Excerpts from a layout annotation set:

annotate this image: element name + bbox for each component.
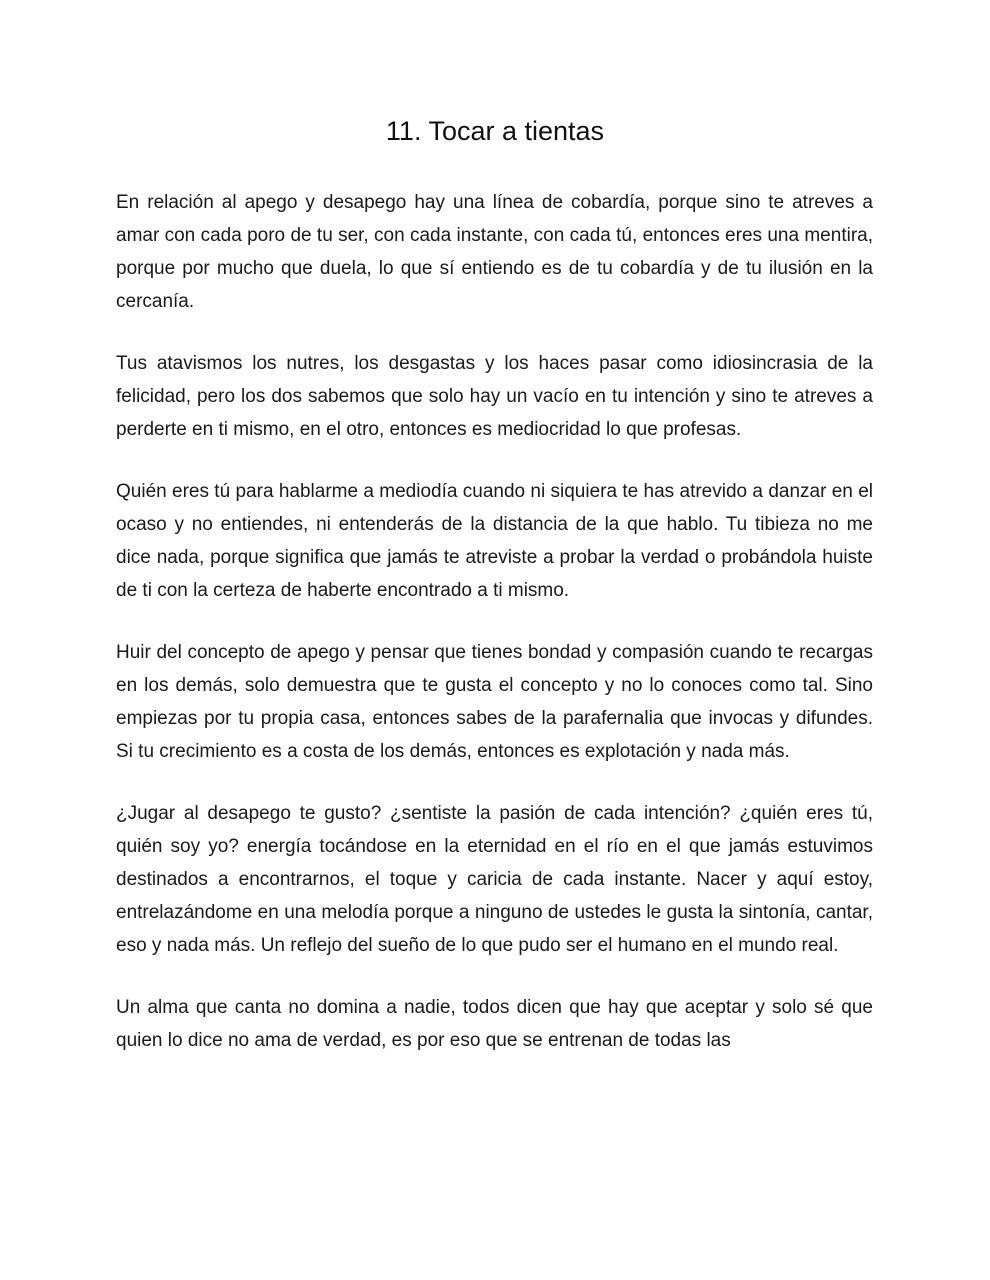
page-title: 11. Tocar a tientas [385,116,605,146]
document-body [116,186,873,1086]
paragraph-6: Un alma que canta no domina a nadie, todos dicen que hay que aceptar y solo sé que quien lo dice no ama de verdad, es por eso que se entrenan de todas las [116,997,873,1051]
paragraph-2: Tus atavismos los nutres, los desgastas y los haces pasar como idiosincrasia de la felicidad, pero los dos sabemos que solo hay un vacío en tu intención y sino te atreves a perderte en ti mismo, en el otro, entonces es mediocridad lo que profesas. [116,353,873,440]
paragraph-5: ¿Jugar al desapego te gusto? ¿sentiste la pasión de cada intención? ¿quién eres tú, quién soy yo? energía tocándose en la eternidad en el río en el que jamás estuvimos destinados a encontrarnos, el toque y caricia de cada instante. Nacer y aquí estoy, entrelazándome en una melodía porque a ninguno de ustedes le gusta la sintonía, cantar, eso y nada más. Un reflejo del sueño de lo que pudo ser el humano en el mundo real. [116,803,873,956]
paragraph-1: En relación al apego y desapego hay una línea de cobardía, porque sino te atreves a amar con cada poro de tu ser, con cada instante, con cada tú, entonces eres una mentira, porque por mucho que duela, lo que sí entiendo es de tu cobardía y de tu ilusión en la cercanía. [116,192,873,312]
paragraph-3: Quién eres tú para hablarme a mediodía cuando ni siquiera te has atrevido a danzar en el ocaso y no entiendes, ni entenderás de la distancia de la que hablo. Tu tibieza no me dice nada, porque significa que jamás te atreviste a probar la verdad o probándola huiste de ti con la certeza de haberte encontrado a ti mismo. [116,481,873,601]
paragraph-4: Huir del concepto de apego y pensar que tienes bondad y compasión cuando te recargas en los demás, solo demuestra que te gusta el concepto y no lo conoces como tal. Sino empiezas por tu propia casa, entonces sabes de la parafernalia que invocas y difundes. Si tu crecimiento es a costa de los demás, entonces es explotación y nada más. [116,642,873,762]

*Exercise task*:
Can you repeat every line of the records above word for word, omitting the pictures?

*Complete output*:
annotate this image: element name + bbox for each component.
page-title: 11. Tocar a tientas [385,116,605,146]
document-body [116,186,873,1086]
paragraph-6: Un alma que canta no domina a nadie, todos dicen que hay que aceptar y solo sé que quien lo dice no ama de verdad, es por eso que se entrenan de todas las [116,997,873,1051]
paragraph-2: Tus atavismos los nutres, los desgastas y los haces pasar como idiosincrasia de la felicidad, pero los dos sabemos que solo hay un vacío en tu intención y sino te atreves a perderte en ti mismo, en el otro, entonces es mediocridad lo que profesas. [116,353,873,440]
paragraph-5: ¿Jugar al desapego te gusto? ¿sentiste la pasión de cada intención? ¿quién eres tú, quién soy yo? energía tocándose en la eternidad en el río en el que jamás estuvimos destinados a encontrarnos, el toque y caricia de cada instante. Nacer y aquí estoy, entrelazándome en una melodía porque a ninguno de ustedes le gusta la sintonía, cantar, eso y nada más. Un reflejo del sueño de lo que pudo ser el humano en el mundo real. [116,803,873,956]
paragraph-1: En relación al apego y desapego hay una línea de cobardía, porque sino te atreves a amar con cada poro de tu ser, con cada instante, con cada tú, entonces eres una mentira, porque por mucho que duela, lo que sí entiendo es de tu cobardía y de tu ilusión en la cercanía. [116,192,873,312]
paragraph-3: Quién eres tú para hablarme a mediodía cuando ni siquiera te has atrevido a danzar en el ocaso y no entiendes, ni entenderás de la distancia de la que hablo. Tu tibieza no me dice nada, porque significa que jamás te atreviste a probar la verdad o probándola huiste de ti con la certeza de haberte encontrado a ti mismo. [116,481,873,601]
paragraph-4: Huir del concepto de apego y pensar que tienes bondad y compasión cuando te recargas en los demás, solo demuestra que te gusta el concepto y no lo conoces como tal. Sino empiezas por tu propia casa, entonces sabes de la parafernalia que invocas y difundes. Si tu crecimiento es a costa de los demás, entonces es explotación y nada más. [116,642,873,762]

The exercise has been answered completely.